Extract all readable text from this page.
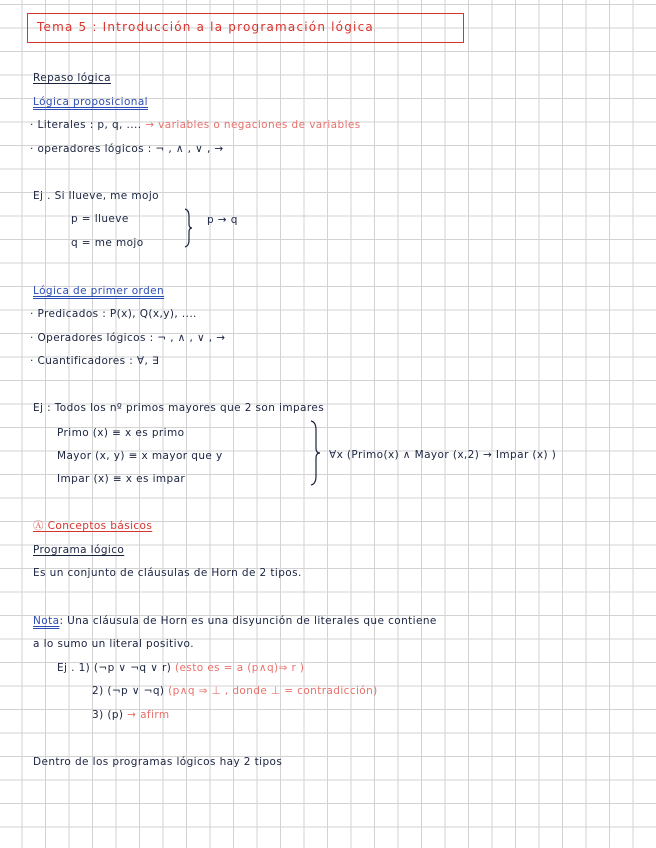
Tema 5 : Introducción a la programación lógica
Repaso lógica
Lógica proposicional
· Literales : p, q, .... → variables o negaciones de variables
· operadores lógicos : ¬ , ∧ , ∨ , →
Ej . Si llueve, me mojo
p = llueve
q = me mojo
p → q
Lógica de primer orden
· Predicados : P(x), Q(x,y), ....
· Operadores lógicos : ¬ , ∧ , ∨ , →
· Cuantificadores : ∀, ∃
Ej : Todos los nº primos mayores que 2 son impares
Primo (x) ≡ x es primo
Mayor (x, y) ≡ x mayor que y
Impar (x) ≡ x es impar
∀x (Primo(x) ∧ Mayor (x,2) → Impar (x) )
Ⓐ Conceptos básicos
Programa lógico
Es un conjunto de cláusulas de Horn de 2 tipos.
Nota: Una cláusula de Horn es una disyunción de literales que contiene
a lo sumo un literal positivo.
Ej . 1) (¬p ∨ ¬q ∨ r) (esto es = a (p∧q)⇒ r )
2) (¬p ∨ ¬q) (p∧q ⇒ ⊥ , donde ⊥ = contradicción)
3) (p) → afirm
Dentro de los programas lógicos hay 2 tipos
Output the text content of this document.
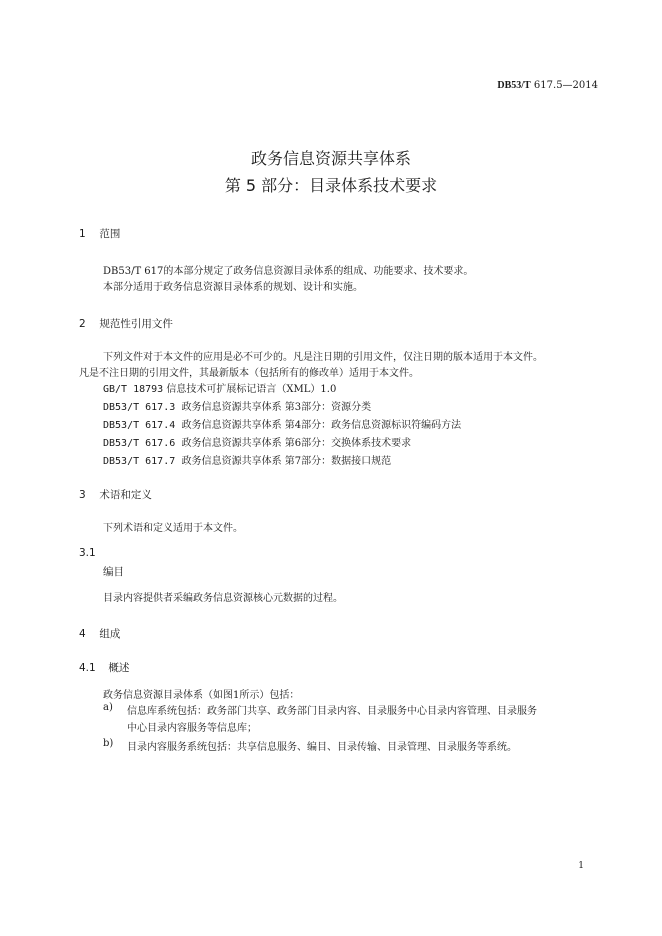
DB53/T 617.5—2014
政务信息资源共享体系
第 5 部分：目录体系技术要求
1 范围
DB53/T 617的本部分规定了政务信息资源目录体系的组成、功能要求、技术要求。
本部分适用于政务信息资源目录体系的规划、设计和实施。
2 规范性引用文件
下列文件对于本文件的应用是必不可少的。凡是注日期的引用文件，仅注日期的版本适用于本文件。
凡是不注日期的引用文件，其最新版本（包括所有的修改单）适用于本文件。
GB/T 18793 信息技术可扩展标记语言（XML）1.0
DB53/T 617.3 政务信息资源共享体系 第3部分：资源分类
DB53/T 617.4 政务信息资源共享体系 第4部分：政务信息资源标识符编码方法
DB53/T 617.6 政务信息资源共享体系 第6部分：交换体系技术要求
DB53/T 617.7 政务信息资源共享体系 第7部分：数据接口规范
3 术语和定义
下列术语和定义适用于本文件。
3.1
编目
目录内容提供者采编政务信息资源核心元数据的过程。
4 组成
4.1 概述
政务信息资源目录体系（如图1所示）包括：
a) 信息库系统包括：政务部门共享、政务部门目录内容、目录服务中心目录内容管理、目录服务
中心目录内容服务等信息库；
b) 目录内容服务系统包括：共享信息服务、编目、目录传输、目录管理、目录服务等系统。
1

What to produce: Pull out the lines above in which the word "政务信息资源共享体系" appears.

Correct output:
政务信息资源共享体系
DB53/T 617.3 政务信息资源共享体系 第3部分：资源分类
DB53/T 617.4 政务信息资源共享体系 第4部分：政务信息资源标识符编码方法
DB53/T 617.6 政务信息资源共享体系 第6部分：交换体系技术要求
DB53/T 617.7 政务信息资源共享体系 第7部分：数据接口规范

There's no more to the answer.